__Data__:
[start]

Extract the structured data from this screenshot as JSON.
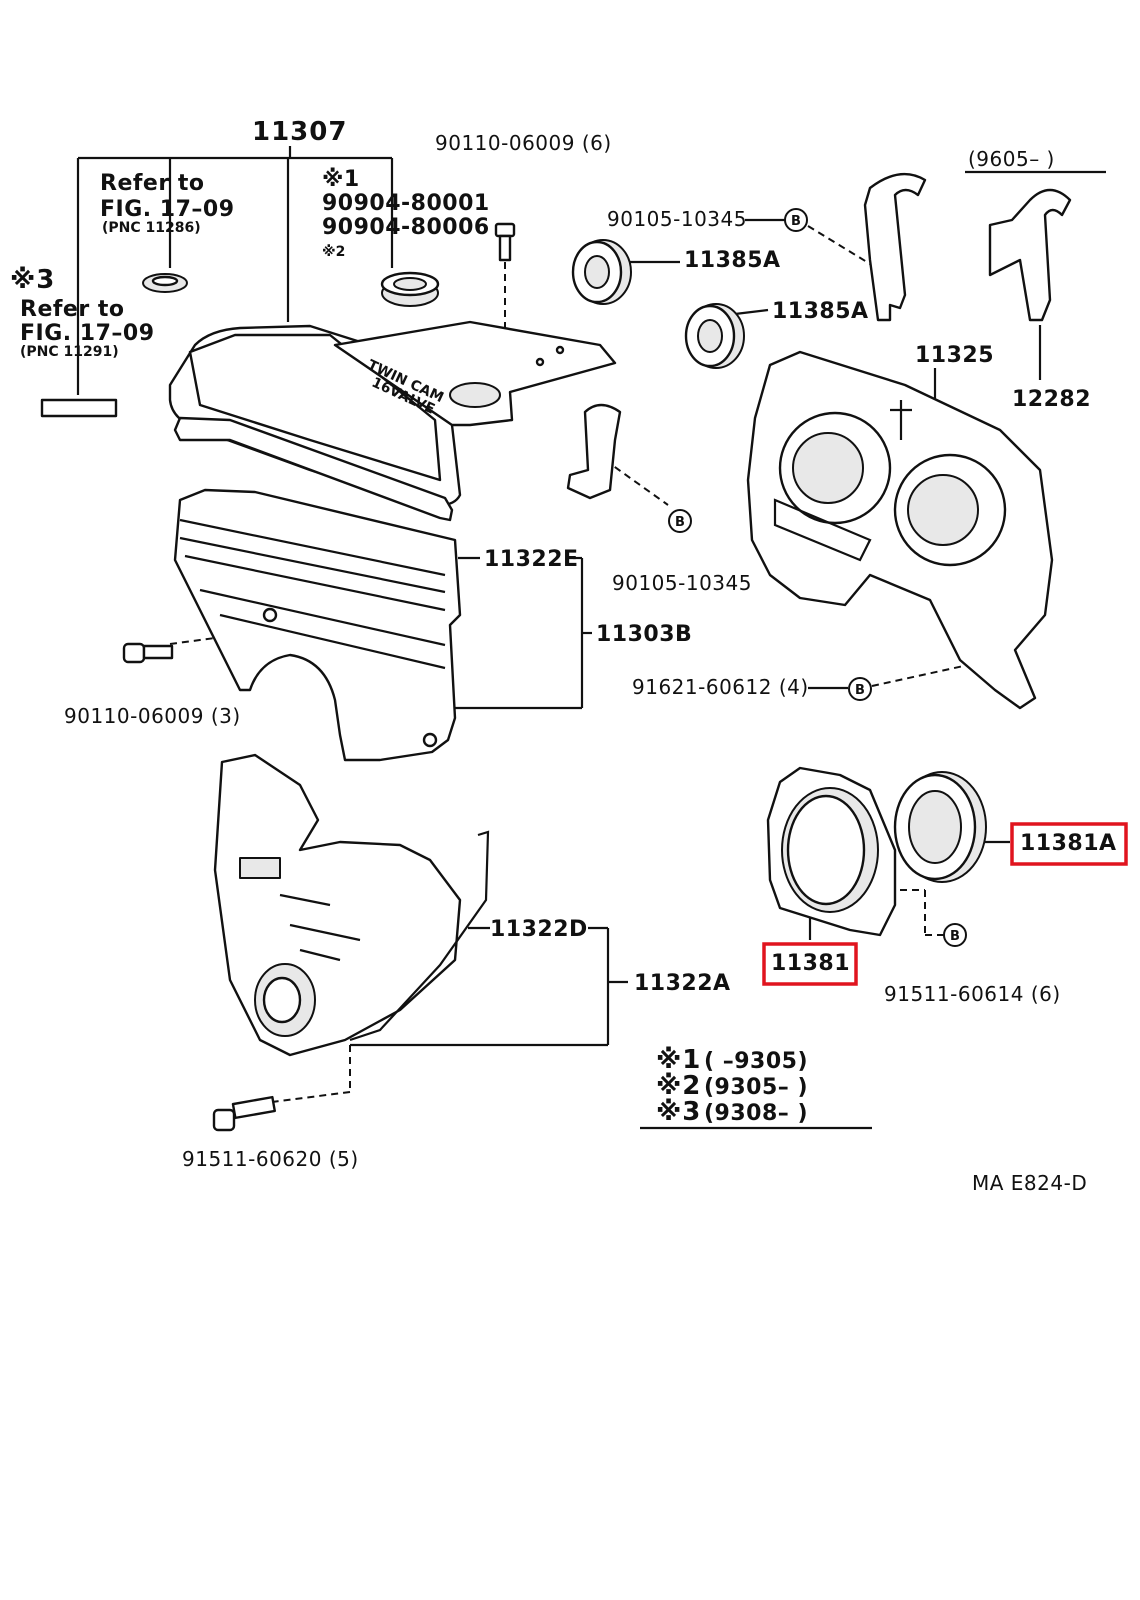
{
  "labels": {
    "cover_top": "11307",
    "bolt_top": "90110-06009 (6)",
    "refer1_title": "Refer to",
    "refer1_fig": "FIG. 17–09",
    "refer1_pnc": "(PNC 11286)",
    "note1_mark": "※1",
    "gasket_1": "90904-80001",
    "gasket_2": "90904-80006",
    "note2_mark": "※2",
    "note3_mark": "※3",
    "refer2_title": "Refer to",
    "refer2_fig": "FIG. 17–09",
    "refer2_pnc": "(PNC 11291)",
    "bolt_b1": "90105-10345",
    "seal_a1": "11385A",
    "seal_a2": "11385A",
    "date_top": "(9605–           )",
    "hanger": "12282",
    "rear_plate": "11325",
    "gasket_e": "11322E",
    "cover_b": "11303B",
    "bolt_b2": "90105-10345",
    "bolt_left": "90110-06009 (3)",
    "bolt_right": "91621-60612 (4)",
    "oil_seal": "11381A",
    "retainer": "11381",
    "bolt_retainer": "91511-60614 (6)",
    "gasket_d": "11322D",
    "cover_a": "11322A",
    "bolt_bottom": "91511-60620 (5)",
    "legend_1_mark": "※1",
    "legend_1_text": "(         –9305)",
    "legend_2_mark": "※2",
    "legend_2_text": "(9305–          )",
    "legend_3_mark": "※3",
    "legend_3_text": "(9308–          )",
    "diagram_code": "MA  E824-D",
    "cover_emboss_1": "TWIN CAM",
    "cover_emboss_2": "16VALVE",
    "circle_b": "B"
  },
  "highlight_color": "#e0141e"
}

[end]

__Given exercise__: Nothing but the pictures may be dropped; output the records above exactly.

__Reply__:
Extract the structured data from this screenshot as JSON.
{
  "labels": {
    "cover_top": "11307",
    "bolt_top": "90110-06009 (6)",
    "refer1_title": "Refer to",
    "refer1_fig": "FIG. 17–09",
    "refer1_pnc": "(PNC 11286)",
    "note1_mark": "※1",
    "gasket_1": "90904-80001",
    "gasket_2": "90904-80006",
    "note2_mark": "※2",
    "note3_mark": "※3",
    "refer2_title": "Refer to",
    "refer2_fig": "FIG. 17–09",
    "refer2_pnc": "(PNC 11291)",
    "bolt_b1": "90105-10345",
    "seal_a1": "11385A",
    "seal_a2": "11385A",
    "date_top": "(9605–           )",
    "hanger": "12282",
    "rear_plate": "11325",
    "gasket_e": "11322E",
    "cover_b": "11303B",
    "bolt_b2": "90105-10345",
    "bolt_left": "90110-06009 (3)",
    "bolt_right": "91621-60612 (4)",
    "oil_seal": "11381A",
    "retainer": "11381",
    "bolt_retainer": "91511-60614 (6)",
    "gasket_d": "11322D",
    "cover_a": "11322A",
    "bolt_bottom": "91511-60620 (5)",
    "legend_1_mark": "※1",
    "legend_1_text": "(         –9305)",
    "legend_2_mark": "※2",
    "legend_2_text": "(9305–          )",
    "legend_3_mark": "※3",
    "legend_3_text": "(9308–          )",
    "diagram_code": "MA  E824-D",
    "cover_emboss_1": "TWIN CAM",
    "cover_emboss_2": "16VALVE",
    "circle_b": "B"
  },
  "highlight_color": "#e0141e"
}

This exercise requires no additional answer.